- Request:
Return the listing below in full, with every line exactly as it is.

- Data for the task:
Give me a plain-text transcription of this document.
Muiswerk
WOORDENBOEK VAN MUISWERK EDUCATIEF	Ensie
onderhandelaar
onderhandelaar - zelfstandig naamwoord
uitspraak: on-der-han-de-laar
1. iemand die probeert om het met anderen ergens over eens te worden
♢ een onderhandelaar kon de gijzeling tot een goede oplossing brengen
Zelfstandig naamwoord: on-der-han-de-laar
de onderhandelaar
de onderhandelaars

- Task answer:
Give me a plain-text transcription of this document.
Muiswerk
WOORDENBOEK VAN MUISWERK EDUCATIEF	Ensie
onderhandelaar
onderhandelaar - zelfstandig naamwoord
uitspraak: on-der-han-de-laar
1. iemand die probeert om het met anderen ergens over eens te worden
♢ een onderhandelaar kon de gijzeling tot een goede oplossing brengen
Zelfstandig naamwoord: on-der-han-de-laar
de onderhandelaar
de onderhandelaars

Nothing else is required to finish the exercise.